___ ИСХОДНЫЙ ТЕКСТ

Именно в это время и в результате вышеназванных причин стала резко меняться социальная стратификация общества (именно стратификация, а не классовая структура: уточняю, для того чтобы быть понятым точно). Наука стала производительной силой – это уже не требует доказательств и пояснений. Но именно в результате этого появилась новая форма собственности, тут же нашедшая и формы охраны, защиты: собственность интеллектуальная. По самой природе своей эта форма собственности – частная. И владельцы ее составили (в условиях капитализма) новый слой мелких и средних собственников, вступающих, естественно, в противоречия с развитыми империалистическими формами крупной, гигантской и сверхгигантской собственности. Научно-техническая, а частью и творческая интеллигенция Запада все больше стала осознавать себя отдельным образованием в ряду «хозяев жизни», с явным устремлением в элитарность не только духовного, но и социального плана. Сопровождалось это хождением до граней и за грани индивидуалистической Свободы личности по методу «предельного опыта».

С другой стороны, именно в это время и по тем же причинам качественно новый уровень обрела масс-медиа: наука и технология манипулирования общественным сознанием. Народ и нация как высшие формы общности стали осознанно и не очень осознанно подменяться массоидными толпами потребителей. Массоид, человек толпы – это человек, взятый в единственной функции, потребительской, как материально, так и духовно. Процесс омассовления наций и народов охватил все континенты, имея в пределе омассовление всего человечества. Элитаризация и омассовление – две проекции одного процесса – слились в явление масс-элитарного потребительства, люмпенизацию сознания.

Здраво глядя на недавнее прошедшее, мы можем сказать просто: в это двадцатилетие у нас – впервые за всю нашу советскую историю – выросло поколение, от рождения сытое как в самом житейском смысле слова, так и в смысле духовном. И выросло это поколение в условиях резких перемен демографических. Общеизвестно, что растет количество людей, занятых в науке и управлении. Меньше внимания привлекает еще более быстрый рост населения, занятого в торговле, сфере обслуживания, сфере снабжения и сбыта, финансово-планово-экономической и т. д. На наших глазах возникает, укрепляется и – что в нашем случае особенно важно – идеологизируется страта сервисно-торговая.

Общеизвестно, что элита потребительская очень быстро за первым «насыщением» материального порядка начинает претендовать на элитарность духовную. Потребительская элита неминуемо устремляется к «духовной аристократии» и смыкается с нею, налаживая уродливый, но весьма устойчивый симбиоз. И было бы наивным думать, что дело ограничивается миллионами алых роз во всем их кино-эстрадно-дизайно-спортивно-телевизионном размахе. «Духовное обслуживание сферы обслуживания» принимает и формы, если так можно выразиться, валютно-эстетические. А высшей эстетической формой этого движения является, как всегда, «вечно вчерашний» модерн, снабженный, по мере желания, одной или двумя приставками «мета».

______

**ЗАДАНИЕ 1**
Что, согласно тексту о социальной стратификации, привело к появлению интеллектуальной собственности как новой формы собственности? Ответьте одним–тремя предложениями.
Текст и записи никак не связаны друг с другом.

___ ВХОДНЫЕ ДАННЫЕ

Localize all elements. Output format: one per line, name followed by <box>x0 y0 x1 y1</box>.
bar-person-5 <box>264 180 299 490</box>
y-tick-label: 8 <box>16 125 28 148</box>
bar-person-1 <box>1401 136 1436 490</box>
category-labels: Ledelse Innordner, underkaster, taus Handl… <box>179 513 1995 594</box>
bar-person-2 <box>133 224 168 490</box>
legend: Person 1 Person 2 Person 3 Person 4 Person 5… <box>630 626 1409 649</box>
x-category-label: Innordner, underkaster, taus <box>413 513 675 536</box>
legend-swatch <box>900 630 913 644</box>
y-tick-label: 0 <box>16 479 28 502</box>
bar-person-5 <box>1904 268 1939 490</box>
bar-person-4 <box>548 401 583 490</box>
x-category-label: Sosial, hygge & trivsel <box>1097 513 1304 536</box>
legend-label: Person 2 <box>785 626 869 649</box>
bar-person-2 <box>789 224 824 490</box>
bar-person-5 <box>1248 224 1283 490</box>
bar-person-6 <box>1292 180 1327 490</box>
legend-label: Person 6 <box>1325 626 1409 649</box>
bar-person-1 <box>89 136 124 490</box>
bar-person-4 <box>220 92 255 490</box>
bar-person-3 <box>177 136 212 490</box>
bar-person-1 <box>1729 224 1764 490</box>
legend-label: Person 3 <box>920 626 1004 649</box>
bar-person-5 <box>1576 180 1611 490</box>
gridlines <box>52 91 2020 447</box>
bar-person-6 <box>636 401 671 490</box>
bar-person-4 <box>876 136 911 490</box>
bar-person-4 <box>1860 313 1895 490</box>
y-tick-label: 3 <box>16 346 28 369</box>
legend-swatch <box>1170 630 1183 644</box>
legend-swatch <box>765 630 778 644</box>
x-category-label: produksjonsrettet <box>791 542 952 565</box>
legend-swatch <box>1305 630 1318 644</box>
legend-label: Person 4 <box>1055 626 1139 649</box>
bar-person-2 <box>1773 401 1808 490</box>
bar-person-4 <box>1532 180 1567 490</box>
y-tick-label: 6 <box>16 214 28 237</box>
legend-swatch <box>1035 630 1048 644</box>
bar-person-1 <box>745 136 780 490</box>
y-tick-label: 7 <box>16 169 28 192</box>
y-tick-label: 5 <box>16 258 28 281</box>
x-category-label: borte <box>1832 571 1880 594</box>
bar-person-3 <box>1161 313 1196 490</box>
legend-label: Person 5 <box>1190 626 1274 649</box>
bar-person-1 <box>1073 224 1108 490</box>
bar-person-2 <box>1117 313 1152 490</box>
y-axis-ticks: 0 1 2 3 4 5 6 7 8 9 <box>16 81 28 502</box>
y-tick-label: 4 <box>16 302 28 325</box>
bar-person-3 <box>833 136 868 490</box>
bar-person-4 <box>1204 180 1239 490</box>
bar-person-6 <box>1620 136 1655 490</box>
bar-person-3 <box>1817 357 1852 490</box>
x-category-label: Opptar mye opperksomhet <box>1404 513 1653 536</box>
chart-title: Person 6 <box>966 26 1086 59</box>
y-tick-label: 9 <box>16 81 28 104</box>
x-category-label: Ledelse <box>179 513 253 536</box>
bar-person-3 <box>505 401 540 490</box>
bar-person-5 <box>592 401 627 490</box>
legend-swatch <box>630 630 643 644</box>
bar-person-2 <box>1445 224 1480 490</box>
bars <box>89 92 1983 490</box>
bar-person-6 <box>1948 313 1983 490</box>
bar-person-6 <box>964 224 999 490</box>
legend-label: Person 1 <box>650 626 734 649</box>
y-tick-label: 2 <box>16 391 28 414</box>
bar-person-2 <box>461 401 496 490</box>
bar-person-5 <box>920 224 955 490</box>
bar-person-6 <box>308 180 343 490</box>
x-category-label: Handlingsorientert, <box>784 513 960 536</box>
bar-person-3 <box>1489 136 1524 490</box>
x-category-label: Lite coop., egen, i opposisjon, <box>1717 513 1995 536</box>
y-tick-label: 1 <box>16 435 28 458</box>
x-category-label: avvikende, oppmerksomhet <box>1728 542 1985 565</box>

______

**ЗАДАНИЕ 2**
Перепишите записи с самого начала и до строки, содержащей «bar-person-4 <box>220 92 255 490</box>», включительно, заменив «legend-label» на «legend-text». Всё остальное оставьте без изменений и выведите только эти строки.

**ОЖИДАЕМЫЙ ОТВЕТ 1**
Интеллектуальная собственность появилась потому, что наука стала производительной силой.

**ОЖИДАЕМЫЙ ОТВЕТ 2**
Localize all elements. Output format: one per line, name followed by <box>x0 y0 x1 y1</box>.
bar-person-5 <box>264 180 299 490</box>
y-tick-label: 8 <box>16 125 28 148</box>
bar-person-1 <box>1401 136 1436 490</box>
category-labels: Ledelse Innordner, underkaster, taus Handl… <box>179 513 1995 594</box>
bar-person-2 <box>133 224 168 490</box>
legend: Person 1 Person 2 Person 3 Person 4 Person 5… <box>630 626 1409 649</box>
x-category-label: Innordner, underkaster, taus <box>413 513 675 536</box>
legend-swatch <box>900 630 913 644</box>
y-tick-label: 0 <box>16 479 28 502</box>
bar-person-5 <box>1904 268 1939 490</box>
bar-person-4 <box>548 401 583 490</box>
x-category-label: Sosial, hygge & trivsel <box>1097 513 1304 536</box>
legend-text: Person 2 <box>785 626 869 649</box>
bar-person-2 <box>789 224 824 490</box>
bar-person-5 <box>1248 224 1283 490</box>
bar-person-6 <box>1292 180 1327 490</box>
legend-text: Person 6 <box>1325 626 1409 649</box>
bar-person-1 <box>89 136 124 490</box>
bar-person-4 <box>220 92 255 490</box>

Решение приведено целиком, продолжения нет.